§ INSTRUCTION
Give the listing below again in full, exactly as written.

§ PROVIDED INFORMATION
= = = = = = =

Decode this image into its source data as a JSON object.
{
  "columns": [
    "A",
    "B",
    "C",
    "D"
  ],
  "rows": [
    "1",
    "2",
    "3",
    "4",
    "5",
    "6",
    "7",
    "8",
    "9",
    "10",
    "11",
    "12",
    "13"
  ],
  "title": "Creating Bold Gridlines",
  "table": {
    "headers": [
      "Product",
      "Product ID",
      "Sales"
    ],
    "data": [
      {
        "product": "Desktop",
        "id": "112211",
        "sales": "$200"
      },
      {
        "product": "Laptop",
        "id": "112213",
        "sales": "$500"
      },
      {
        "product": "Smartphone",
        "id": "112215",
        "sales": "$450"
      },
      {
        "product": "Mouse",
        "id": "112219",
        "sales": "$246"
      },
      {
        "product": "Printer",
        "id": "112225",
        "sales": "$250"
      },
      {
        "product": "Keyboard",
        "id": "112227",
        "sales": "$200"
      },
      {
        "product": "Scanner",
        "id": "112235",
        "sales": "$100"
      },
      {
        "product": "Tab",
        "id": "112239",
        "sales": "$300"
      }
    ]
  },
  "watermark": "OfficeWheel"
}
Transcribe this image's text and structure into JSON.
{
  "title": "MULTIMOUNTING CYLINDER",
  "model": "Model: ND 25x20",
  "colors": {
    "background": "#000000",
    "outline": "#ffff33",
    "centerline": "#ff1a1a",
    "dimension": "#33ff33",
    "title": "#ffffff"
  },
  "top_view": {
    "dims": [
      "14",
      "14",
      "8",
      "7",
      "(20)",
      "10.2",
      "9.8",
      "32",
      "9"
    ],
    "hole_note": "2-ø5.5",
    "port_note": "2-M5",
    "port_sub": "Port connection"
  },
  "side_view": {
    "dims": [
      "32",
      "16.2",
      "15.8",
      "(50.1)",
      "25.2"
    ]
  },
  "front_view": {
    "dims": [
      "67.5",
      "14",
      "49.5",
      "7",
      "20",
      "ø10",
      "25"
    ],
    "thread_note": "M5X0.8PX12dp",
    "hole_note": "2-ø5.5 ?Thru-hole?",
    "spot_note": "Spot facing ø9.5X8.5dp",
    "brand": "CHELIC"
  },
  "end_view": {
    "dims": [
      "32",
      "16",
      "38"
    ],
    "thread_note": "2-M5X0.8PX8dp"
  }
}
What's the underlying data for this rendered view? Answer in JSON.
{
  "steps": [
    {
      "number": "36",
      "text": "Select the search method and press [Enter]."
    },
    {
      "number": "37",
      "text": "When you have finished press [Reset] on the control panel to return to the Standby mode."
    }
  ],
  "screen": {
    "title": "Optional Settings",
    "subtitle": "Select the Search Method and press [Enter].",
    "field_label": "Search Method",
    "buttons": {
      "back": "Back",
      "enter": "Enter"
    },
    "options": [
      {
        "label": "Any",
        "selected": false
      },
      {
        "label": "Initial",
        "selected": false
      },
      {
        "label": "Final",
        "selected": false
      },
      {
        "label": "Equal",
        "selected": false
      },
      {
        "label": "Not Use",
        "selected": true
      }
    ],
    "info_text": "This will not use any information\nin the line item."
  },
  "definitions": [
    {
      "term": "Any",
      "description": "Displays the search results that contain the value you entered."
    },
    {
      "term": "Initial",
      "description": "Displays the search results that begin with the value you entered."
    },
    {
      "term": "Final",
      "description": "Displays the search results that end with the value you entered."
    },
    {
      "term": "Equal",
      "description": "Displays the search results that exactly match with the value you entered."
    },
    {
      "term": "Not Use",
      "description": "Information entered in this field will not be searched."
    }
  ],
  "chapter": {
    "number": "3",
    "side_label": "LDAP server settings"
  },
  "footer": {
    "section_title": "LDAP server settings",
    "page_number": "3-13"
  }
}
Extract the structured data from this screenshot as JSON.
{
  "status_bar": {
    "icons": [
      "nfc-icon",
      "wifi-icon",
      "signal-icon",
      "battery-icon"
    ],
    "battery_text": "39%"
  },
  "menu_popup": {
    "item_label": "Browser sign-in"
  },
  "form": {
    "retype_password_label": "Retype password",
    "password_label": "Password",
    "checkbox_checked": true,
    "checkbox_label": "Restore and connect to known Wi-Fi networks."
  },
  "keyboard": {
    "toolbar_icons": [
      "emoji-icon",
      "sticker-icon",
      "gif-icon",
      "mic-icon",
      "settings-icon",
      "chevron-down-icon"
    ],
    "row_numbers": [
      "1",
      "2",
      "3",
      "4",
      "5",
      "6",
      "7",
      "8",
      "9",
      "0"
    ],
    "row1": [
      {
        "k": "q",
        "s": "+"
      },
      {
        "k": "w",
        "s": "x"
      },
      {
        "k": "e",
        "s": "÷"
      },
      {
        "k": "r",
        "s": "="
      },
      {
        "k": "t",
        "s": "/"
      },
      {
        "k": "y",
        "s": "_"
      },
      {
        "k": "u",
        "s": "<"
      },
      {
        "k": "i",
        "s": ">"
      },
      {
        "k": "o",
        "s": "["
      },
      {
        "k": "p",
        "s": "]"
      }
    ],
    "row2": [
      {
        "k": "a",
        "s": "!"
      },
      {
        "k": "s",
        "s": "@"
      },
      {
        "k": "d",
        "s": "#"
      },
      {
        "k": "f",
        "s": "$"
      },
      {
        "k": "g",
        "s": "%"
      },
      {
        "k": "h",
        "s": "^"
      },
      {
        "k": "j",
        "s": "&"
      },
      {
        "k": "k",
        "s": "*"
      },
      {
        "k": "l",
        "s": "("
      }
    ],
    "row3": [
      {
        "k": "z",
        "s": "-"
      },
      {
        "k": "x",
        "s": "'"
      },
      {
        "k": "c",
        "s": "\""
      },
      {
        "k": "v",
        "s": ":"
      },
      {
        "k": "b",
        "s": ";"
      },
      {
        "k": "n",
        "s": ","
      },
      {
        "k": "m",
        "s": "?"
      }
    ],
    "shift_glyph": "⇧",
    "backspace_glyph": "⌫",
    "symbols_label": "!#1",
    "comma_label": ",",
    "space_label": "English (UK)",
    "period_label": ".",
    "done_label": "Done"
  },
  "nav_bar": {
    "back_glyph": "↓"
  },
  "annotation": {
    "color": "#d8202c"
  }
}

= = = = = = =

§ RESULT OF THE EXERCISE
Decode this image into its source data as a JSON object.
{
  "columns": [
    "A",
    "B",
    "C",
    "D"
  ],
  "rows": [
    "1",
    "2",
    "3",
    "4",
    "5",
    "6",
    "7",
    "8",
    "9",
    "10",
    "11",
    "12",
    "13"
  ],
  "title": "Creating Bold Gridlines",
  "table": {
    "headers": [
      "Product",
      "Product ID",
      "Sales"
    ],
    "data": [
      {
        "product": "Desktop",
        "id": "112211",
        "sales": "$200"
      },
      {
        "product": "Laptop",
        "id": "112213",
        "sales": "$500"
      },
      {
        "product": "Smartphone",
        "id": "112215",
        "sales": "$450"
      },
      {
        "product": "Mouse",
        "id": "112219",
        "sales": "$246"
      },
      {
        "product": "Printer",
        "id": "112225",
        "sales": "$250"
      },
      {
        "product": "Keyboard",
        "id": "112227",
        "sales": "$200"
      },
      {
        "product": "Scanner",
        "id": "112235",
        "sales": "$100"
      },
      {
        "product": "Tab",
        "id": "112239",
        "sales": "$300"
      }
    ]
  },
  "watermark": "OfficeWheel"
}
Transcribe this image's text and structure into JSON.
{
  "title": "MULTIMOUNTING CYLINDER",
  "model": "Model: ND 25x20",
  "colors": {
    "background": "#000000",
    "outline": "#ffff33",
    "centerline": "#ff1a1a",
    "dimension": "#33ff33",
    "title": "#ffffff"
  },
  "top_view": {
    "dims": [
      "14",
      "14",
      "8",
      "7",
      "(20)",
      "10.2",
      "9.8",
      "32",
      "9"
    ],
    "hole_note": "2-ø5.5",
    "port_note": "2-M5",
    "port_sub": "Port connection"
  },
  "side_view": {
    "dims": [
      "32",
      "16.2",
      "15.8",
      "(50.1)",
      "25.2"
    ]
  },
  "front_view": {
    "dims": [
      "67.5",
      "14",
      "49.5",
      "7",
      "20",
      "ø10",
      "25"
    ],
    "thread_note": "M5X0.8PX12dp",
    "hole_note": "2-ø5.5 ?Thru-hole?",
    "spot_note": "Spot facing ø9.5X8.5dp",
    "brand": "CHELIC"
  },
  "end_view": {
    "dims": [
      "32",
      "16",
      "38"
    ],
    "thread_note": "2-M5X0.8PX8dp"
  }
}
What's the underlying data for this rendered view? Answer in JSON.
{
  "steps": [
    {
      "number": "36",
      "text": "Select the search method and press [Enter]."
    },
    {
      "number": "37",
      "text": "When you have finished press [Reset] on the control panel to return to the Standby mode."
    }
  ],
  "screen": {
    "title": "Optional Settings",
    "subtitle": "Select the Search Method and press [Enter].",
    "field_label": "Search Method",
    "buttons": {
      "back": "Back",
      "enter": "Enter"
    },
    "options": [
      {
        "label": "Any",
        "selected": false
      },
      {
        "label": "Initial",
        "selected": false
      },
      {
        "label": "Final",
        "selected": false
      },
      {
        "label": "Equal",
        "selected": false
      },
      {
        "label": "Not Use",
        "selected": true
      }
    ],
    "info_text": "This will not use any information\nin the line item."
  },
  "definitions": [
    {
      "term": "Any",
      "description": "Displays the search results that contain the value you entered."
    },
    {
      "term": "Initial",
      "description": "Displays the search results that begin with the value you entered."
    },
    {
      "term": "Final",
      "description": "Displays the search results that end with the value you entered."
    },
    {
      "term": "Equal",
      "description": "Displays the search results that exactly match with the value you entered."
    },
    {
      "term": "Not Use",
      "description": "Information entered in this field will not be searched."
    }
  ],
  "chapter": {
    "number": "3",
    "side_label": "LDAP server settings"
  },
  "footer": {
    "section_title": "LDAP server settings",
    "page_number": "3-13"
  }
}
Extract the structured data from this screenshot as JSON.
{
  "status_bar": {
    "icons": [
      "nfc-icon",
      "wifi-icon",
      "signal-icon",
      "battery-icon"
    ],
    "battery_text": "39%"
  },
  "menu_popup": {
    "item_label": "Browser sign-in"
  },
  "form": {
    "retype_password_label": "Retype password",
    "password_label": "Password",
    "checkbox_checked": true,
    "checkbox_label": "Restore and connect to known Wi-Fi networks."
  },
  "keyboard": {
    "toolbar_icons": [
      "emoji-icon",
      "sticker-icon",
      "gif-icon",
      "mic-icon",
      "settings-icon",
      "chevron-down-icon"
    ],
    "row_numbers": [
      "1",
      "2",
      "3",
      "4",
      "5",
      "6",
      "7",
      "8",
      "9",
      "0"
    ],
    "row1": [
      {
        "k": "q",
        "s": "+"
      },
      {
        "k": "w",
        "s": "x"
      },
      {
        "k": "e",
        "s": "÷"
      },
      {
        "k": "r",
        "s": "="
      },
      {
        "k": "t",
        "s": "/"
      },
      {
        "k": "y",
        "s": "_"
      },
      {
        "k": "u",
        "s": "<"
      },
      {
        "k": "i",
        "s": ">"
      },
      {
        "k": "o",
        "s": "["
      },
      {
        "k": "p",
        "s": "]"
      }
    ],
    "row2": [
      {
        "k": "a",
        "s": "!"
      },
      {
        "k": "s",
        "s": "@"
      },
      {
        "k": "d",
        "s": "#"
      },
      {
        "k": "f",
        "s": "$"
      },
      {
        "k": "g",
        "s": "%"
      },
      {
        "k": "h",
        "s": "^"
      },
      {
        "k": "j",
        "s": "&"
      },
      {
        "k": "k",
        "s": "*"
      },
      {
        "k": "l",
        "s": "("
      }
    ],
    "row3": [
      {
        "k": "z",
        "s": "-"
      },
      {
        "k": "x",
        "s": "'"
      },
      {
        "k": "c",
        "s": "\""
      },
      {
        "k": "v",
        "s": ":"
      },
      {
        "k": "b",
        "s": ";"
      },
      {
        "k": "n",
        "s": ","
      },
      {
        "k": "m",
        "s": "?"
      }
    ],
    "shift_glyph": "⇧",
    "backspace_glyph": "⌫",
    "symbols_label": "!#1",
    "comma_label": ",",
    "space_label": "English (UK)",
    "period_label": ".",
    "done_label": "Done"
  },
  "nav_bar": {
    "back_glyph": "↓"
  },
  "annotation": {
    "color": "#d8202c"
  }
}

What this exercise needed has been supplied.